**Problem A**. Reproduce the stretch of the text on operational systems and data warehouses from "Operational Systems Data" through "Knowledge user (manager)".
**Problem B**.
Answer these questions using the text on operational systems and data warehouses.
(i) What do operational systems maintain records of?
(ii) What do data warehouse users compare the new orders with?
(iii) What kind of processing are typical relational databases designed for?

**Text passage**.
**********

Difference Between Operational Systems and Data Warehouse

Difference between operational systems and data warehouse in Tabular Form

Operational systems maintain records of daily business transactions whereas a Data Warehouse is a special database that serves as the integrated repository of company data, for reporting and decision support purpose

In an operational system users takes orders, sign up new customers, and log complaints. They almost always deal with one record at a time in an operational system. They repeatedly perform the same operational tasks over and over. On the other hand, the users of a data warehouse watch the wheels of the organization turn. They count the new orders and compare them with last week’s orders and ask why the new customers signed up and what the customers complained about. Users of a data warehouse almost never deal with one row at a time.

Typical relational databases are designed for on-line transactional processing (OLTP) and do not meet the requirements for effective on-line analytical processing (OLAP). As a result, data warehouses are designed differently than traditional relational databases.

Difference Between Operational Systems and Data Warehouse
Difference Between Operational Systems and Data Warehouse

Comparison Chart

Operational Systems Data Warehouse
Application-oriented Subject oriented
Used to run business Used to analyze business
Detailed data Summarized and refined
Current up to date Snapshot data
Isolated data Integrated data
Repetitive access Ad-hoc access
Clerical user Knowledge user (manager)
Performance sensitive Performance relaxed
Few records accessed at a time (tens) Large volumes accessed at a time (million)
Read/update access Mostly read (batch update)

**********

[Document layout detection data]
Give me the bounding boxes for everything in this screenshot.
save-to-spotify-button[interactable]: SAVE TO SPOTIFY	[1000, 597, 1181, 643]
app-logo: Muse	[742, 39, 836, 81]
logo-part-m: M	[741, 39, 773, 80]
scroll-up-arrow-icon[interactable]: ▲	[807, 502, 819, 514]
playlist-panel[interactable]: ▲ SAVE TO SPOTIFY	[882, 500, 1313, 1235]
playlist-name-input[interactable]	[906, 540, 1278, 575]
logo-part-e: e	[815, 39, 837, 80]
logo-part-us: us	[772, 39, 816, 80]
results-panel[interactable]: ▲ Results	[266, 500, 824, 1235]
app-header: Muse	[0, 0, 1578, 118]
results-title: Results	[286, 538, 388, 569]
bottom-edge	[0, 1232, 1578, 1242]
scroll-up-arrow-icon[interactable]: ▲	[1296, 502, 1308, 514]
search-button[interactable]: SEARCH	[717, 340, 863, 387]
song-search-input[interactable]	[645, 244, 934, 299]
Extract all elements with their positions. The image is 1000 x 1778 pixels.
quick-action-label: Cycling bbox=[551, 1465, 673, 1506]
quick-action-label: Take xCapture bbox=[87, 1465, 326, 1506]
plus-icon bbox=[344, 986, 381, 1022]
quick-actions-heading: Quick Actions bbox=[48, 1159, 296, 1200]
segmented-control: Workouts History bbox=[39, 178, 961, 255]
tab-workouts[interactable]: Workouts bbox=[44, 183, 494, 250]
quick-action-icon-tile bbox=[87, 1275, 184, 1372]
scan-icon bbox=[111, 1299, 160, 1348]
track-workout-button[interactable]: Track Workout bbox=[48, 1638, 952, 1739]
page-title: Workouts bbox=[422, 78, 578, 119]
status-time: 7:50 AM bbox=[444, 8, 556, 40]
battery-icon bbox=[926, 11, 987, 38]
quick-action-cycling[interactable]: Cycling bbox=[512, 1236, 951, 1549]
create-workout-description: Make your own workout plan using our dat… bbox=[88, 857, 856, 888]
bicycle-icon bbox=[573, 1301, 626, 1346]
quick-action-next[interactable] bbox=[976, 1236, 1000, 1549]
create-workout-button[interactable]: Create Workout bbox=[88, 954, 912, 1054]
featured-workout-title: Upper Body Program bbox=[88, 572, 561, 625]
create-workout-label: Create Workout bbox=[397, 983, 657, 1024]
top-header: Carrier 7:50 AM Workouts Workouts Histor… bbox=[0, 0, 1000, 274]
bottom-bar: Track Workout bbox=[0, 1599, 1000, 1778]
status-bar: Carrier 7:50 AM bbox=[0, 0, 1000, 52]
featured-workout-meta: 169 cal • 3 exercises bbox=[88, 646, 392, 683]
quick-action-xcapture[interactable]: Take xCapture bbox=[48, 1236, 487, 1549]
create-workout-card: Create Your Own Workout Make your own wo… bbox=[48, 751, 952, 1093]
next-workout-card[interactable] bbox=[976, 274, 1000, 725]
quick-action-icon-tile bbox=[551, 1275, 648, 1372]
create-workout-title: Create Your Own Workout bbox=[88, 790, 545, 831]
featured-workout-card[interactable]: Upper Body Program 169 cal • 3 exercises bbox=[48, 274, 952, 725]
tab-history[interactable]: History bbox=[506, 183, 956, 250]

**********

**Task response A**.
Operational Systems Data Warehouse
Application-oriented Subject oriented
Used to run business Used to analyze business
Detailed data Summarized and refined
Current up to date Snapshot data
Isolated data Integrated data
Repetitive access Ad-hoc access
Clerical user Knowledge user (manager)

**Task response B**.
(i) Daily business transactions.
(ii) Last week’s orders.
(iii) On-line transactional processing (OLTP).